[Recorded data]

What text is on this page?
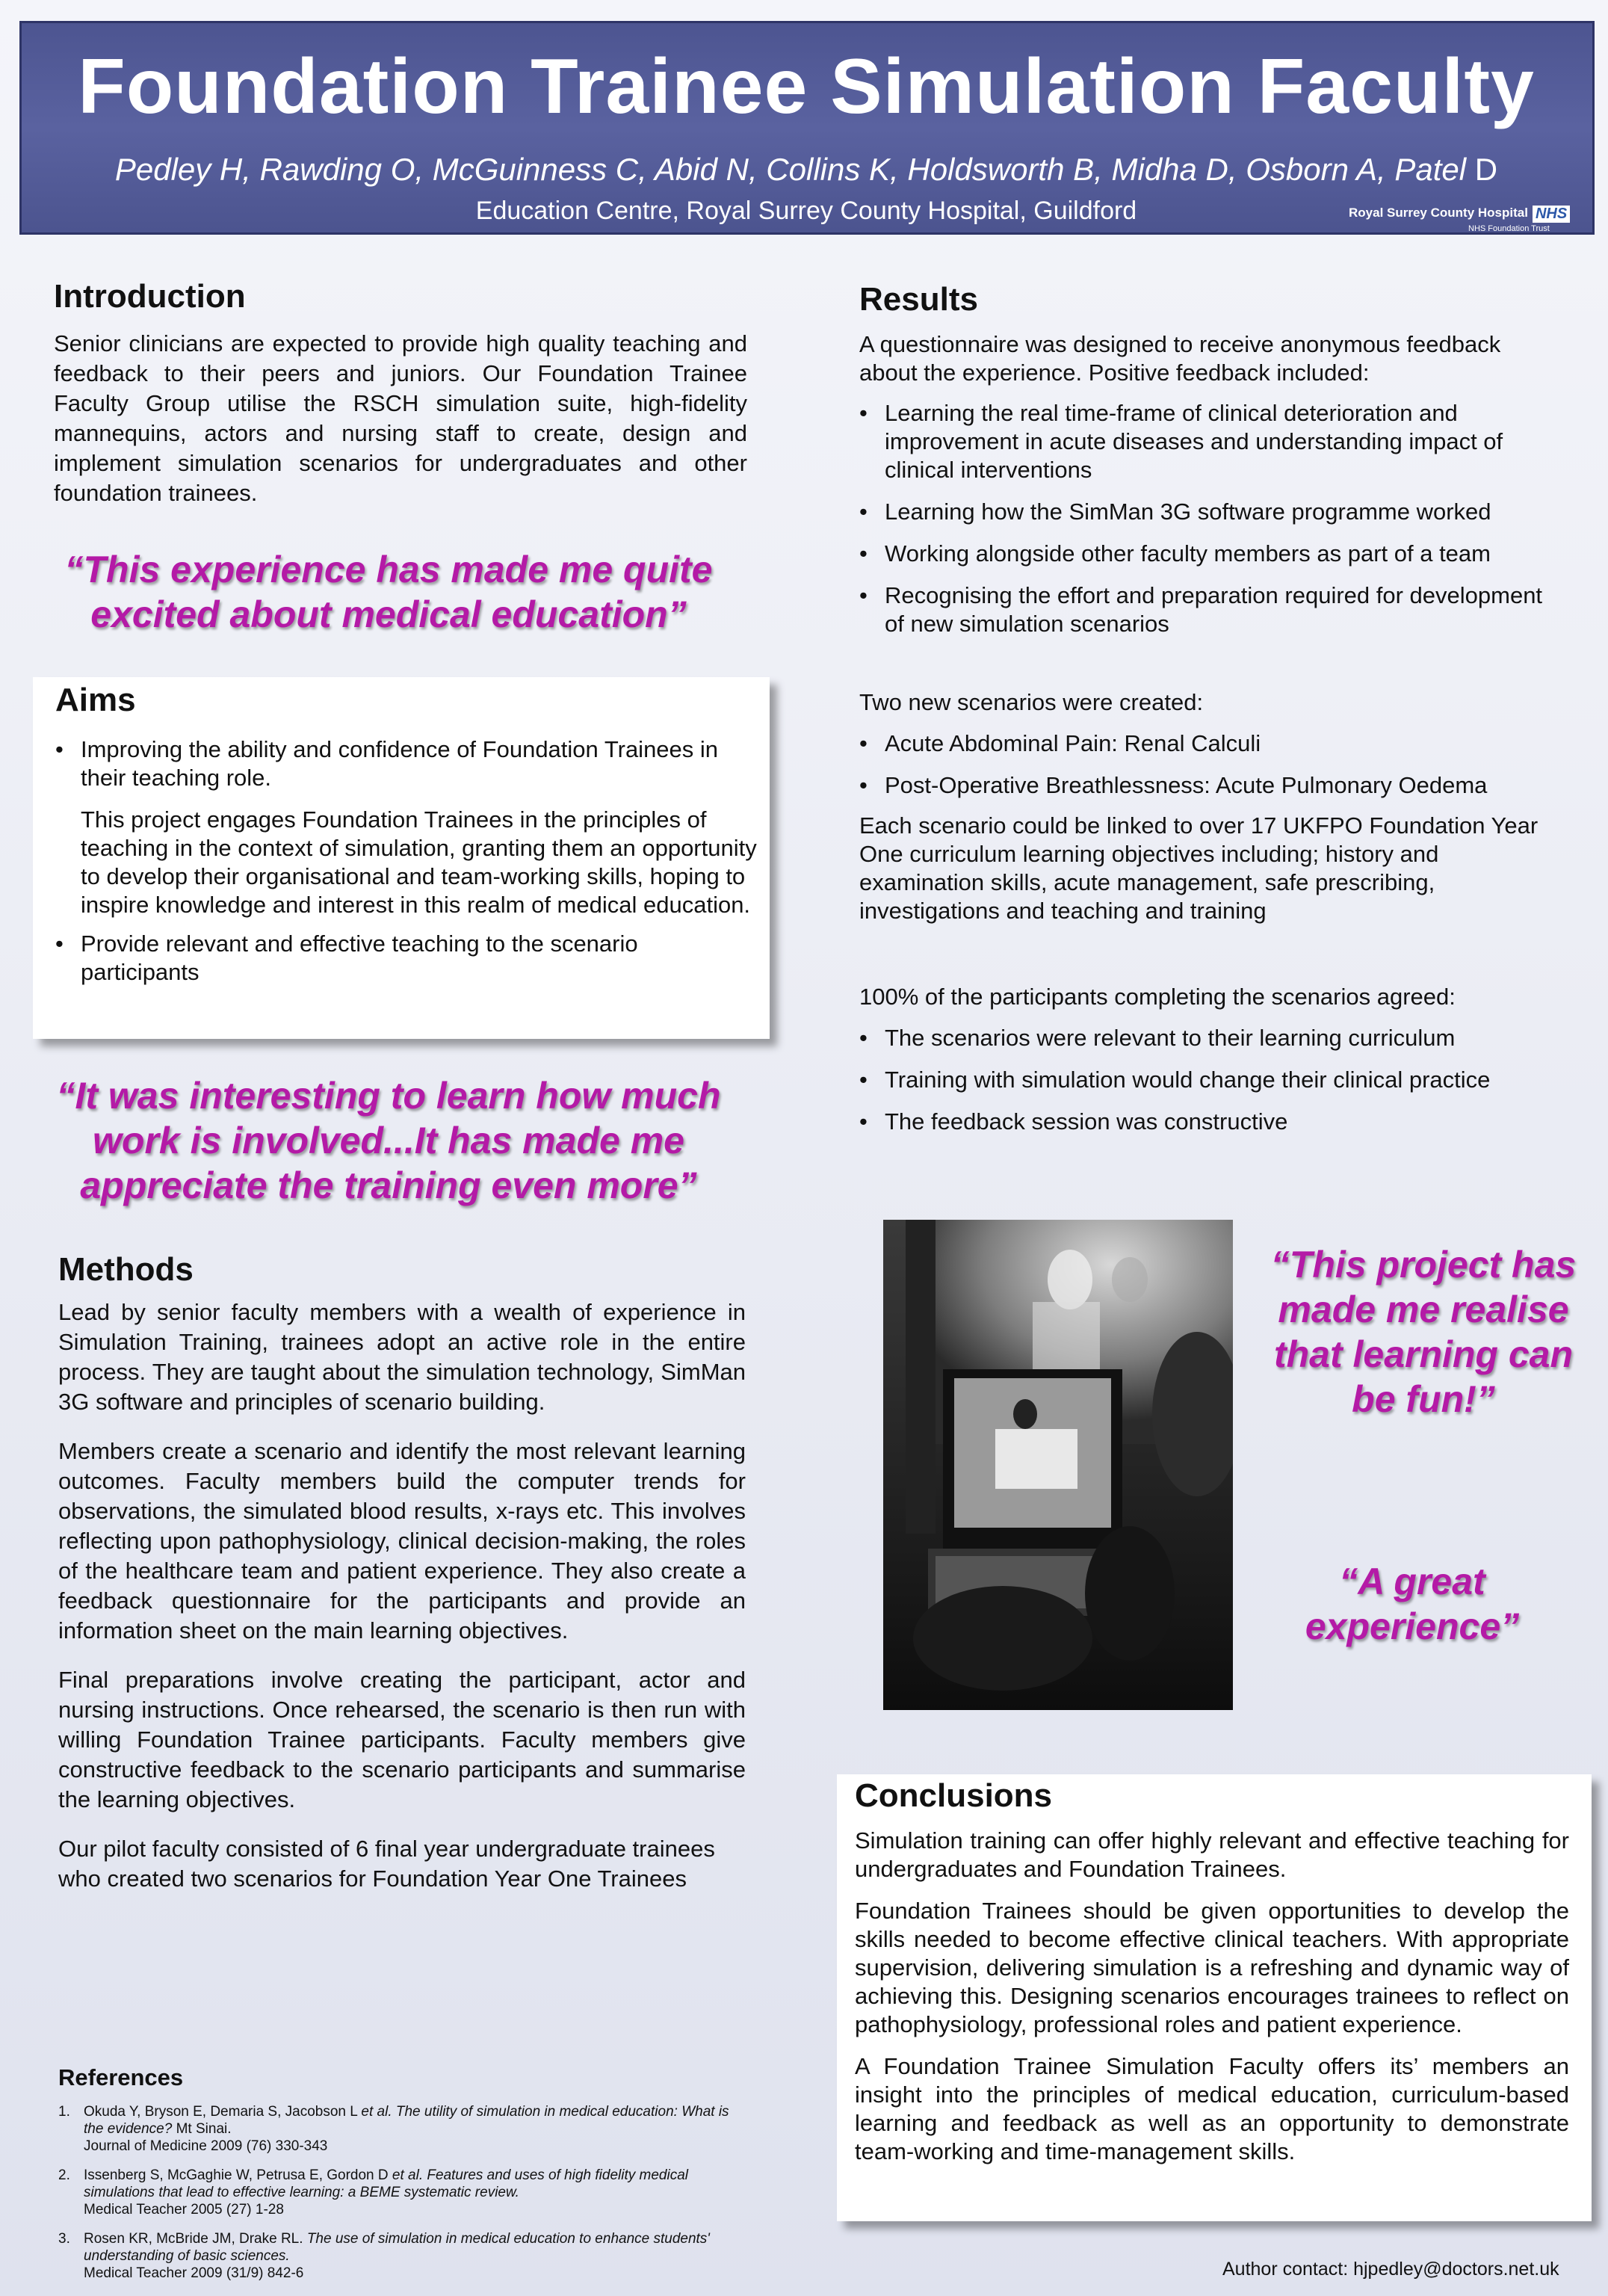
Foundation Trainee Simulation Faculty
Pedley H, Rawding O, McGuinness C, Abid N, Collins K, Holdsworth B, Midha D, Osborn A, Patel D
Education Centre, Royal Surrey County Hospital, Guildford	Royal Surrey County Hospital NHS
NHS Foundation Trust
Introduction

Senior clinicians are expected to provide high quality teaching and feedback to their peers and juniors. Our Foundation Trainee Faculty Group utilise the RSCH simulation suite, high-fidelity mannequins, actors and nursing staff to create, design and implement simulation scenarios for undergraduates and other foundation trainees.

“This experience has made me quite
excited about medical education”
Aims
• Improving the ability and confidence of Foundation Trainees in their teaching role.
This project engages Foundation Trainees in the principles of teaching in the context of simulation, granting them an opportunity to develop their organisational and team-working skills, hoping to inspire knowledge and interest in this realm of medical education.
• Provide relevant and effective teaching to the scenario participants
“It was interesting to learn how much
work is involved...It has made me
appreciate the training even more”
Methods

Lead by senior faculty members with a wealth of experience in Simulation Training, trainees adopt an active role in the entire process. They are taught about the simulation technology, SimMan 3G software and principles of scenario building.

Members create a scenario and identify the most relevant learning outcomes. Faculty members build the computer trends for observations, the simulated blood results, x-rays etc. This involves reflecting upon pathophysiology, clinical decision-making, the roles of the healthcare team and patient experience. They also create a feedback questionnaire for the participants and provide an information sheet on the main learning objectives.

Final preparations involve creating the participant, actor and nursing instructions. Once rehearsed, the scenario is then run with willing Foundation Trainee participants. Faculty members give constructive feedback to the scenario participants and summarise the learning objectives.

Our pilot faculty consisted of 6 final year undergraduate trainees who created two scenarios for Foundation Year One Trainees

References
1. Okuda Y, Bryson E, Demaria S, Jacobson L et al. The utility of simulation in medical education: What is the evidence? Mt Sinai.
Journal of Medicine 2009 (76) 330-343
2. Issenberg S, McGaghie W, Petrusa E, Gordon D et al. Features and uses of high fidelity medical simulations that lead to effective learning: a BEME systematic review.
Medical Teacher 2005 (27) 1-28
3. Rosen KR, McBride JM, Drake RL. The use of simulation in medical education to enhance students' understanding of basic sciences.
Medical Teacher 2009 (31/9) 842-6
Results

A questionnaire was designed to receive anonymous feedback about the experience. Positive feedback included:

• Learning the real time-frame of clinical deterioration and improvement in acute diseases and understanding impact of clinical interventions
• Learning how the SimMan 3G software programme worked
• Working alongside other faculty members as part of a team
• Recognising the effort and preparation required for development of new simulation scenarios

Two new scenarios were created:

• Acute Abdominal Pain: Renal Calculi
• Post-Operative Breathlessness: Acute Pulmonary Oedema

Each scenario could be linked to over 17 UKFPO Foundation Year One curriculum learning objectives including; history and examination skills, acute management, safe prescribing, investigations and teaching and training

100% of the participants completing the scenarios agreed:

• The scenarios were relevant to their learning curriculum
• Training with simulation would change their clinical practice
• The feedback session was constructive
“This project has
made me realise
that learning can
be fun!”
“A great
experience”
Conclusions

Simulation training can offer highly relevant and effective teaching for undergraduates and Foundation Trainees.

Foundation Trainees should be given opportunities to develop the skills needed to become effective clinical teachers. With appropriate supervision, delivering simulation is a refreshing and dynamic way of achieving this. Designing scenarios encourages trainees to reflect on pathophysiology, professional roles and patient experience.

A Foundation Trainee Simulation Faculty offers its’ members an insight into the principles of medical education, curriculum-based learning and feedback as well as an opportunity to demonstrate team-working and time-management skills.

Author contact: hjpedley@doctors.net.uk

WORK TO COMPLETE: Pick each line holding the word "questionnaire" out of the listing.

EXERCISE OUTPUT:
Members create a scenario and identify the most relevant learning outcomes. Faculty members build the computer trends for observations, the simulated blood results, x-rays etc. This involves reflecting upon pathophysiology, clinical decision-making, the roles of the healthcare team and patient experience. They also create a feedback questionnaire for the participants and provide an information sheet on the main learning objectives.
A questionnaire was designed to receive anonymous feedback about the experience. Positive feedback included:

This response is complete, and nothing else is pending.